- _DESCRIPTION OF THE TASK_: Would you write out the entries below, every one of them, exactly?

- _RECORDS FOR THE EXERCISE_:
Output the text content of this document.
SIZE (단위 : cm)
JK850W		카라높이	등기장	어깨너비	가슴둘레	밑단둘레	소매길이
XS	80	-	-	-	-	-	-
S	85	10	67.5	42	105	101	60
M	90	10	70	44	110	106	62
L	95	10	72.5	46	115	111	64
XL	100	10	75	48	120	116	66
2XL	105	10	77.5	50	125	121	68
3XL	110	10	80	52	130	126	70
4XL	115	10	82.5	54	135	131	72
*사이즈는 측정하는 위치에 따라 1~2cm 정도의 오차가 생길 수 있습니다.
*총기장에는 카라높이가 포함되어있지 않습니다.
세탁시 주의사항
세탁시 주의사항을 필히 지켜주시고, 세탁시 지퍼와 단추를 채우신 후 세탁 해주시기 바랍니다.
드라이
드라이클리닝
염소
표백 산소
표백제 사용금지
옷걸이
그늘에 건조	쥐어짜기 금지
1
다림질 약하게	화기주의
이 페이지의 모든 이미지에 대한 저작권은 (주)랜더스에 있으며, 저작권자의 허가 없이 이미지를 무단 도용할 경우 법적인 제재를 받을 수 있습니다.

- _OUTPUT OF THE EXERCISE_:
Output the text content of this document.
SIZE (단위 : cm)
JK850W		카라높이	등기장	어깨너비	가슴둘레	밑단둘레	소매길이
XS	80	-	-	-	-	-	-
S	85	10	67.5	42	105	101	60
M	90	10	70	44	110	106	62
L	95	10	72.5	46	115	111	64
XL	100	10	75	48	120	116	66
2XL	105	10	77.5	50	125	121	68
3XL	110	10	80	52	130	126	70
4XL	115	10	82.5	54	135	131	72
*사이즈는 측정하는 위치에 따라 1~2cm 정도의 오차가 생길 수 있습니다.
*총기장에는 카라높이가 포함되어있지 않습니다.
세탁시 주의사항
세탁시 주의사항을 필히 지켜주시고, 세탁시 지퍼와 단추를 채우신 후 세탁 해주시기 바랍니다.
드라이
드라이클리닝
염소
표백 산소
표백제 사용금지
옷걸이
그늘에 건조	쥐어짜기 금지
1
다림질 약하게	화기주의
이 페이지의 모든 이미지에 대한 저작권은 (주)랜더스에 있으며, 저작권자의 허가 없이 이미지를 무단 도용할 경우 법적인 제재를 받을 수 있습니다.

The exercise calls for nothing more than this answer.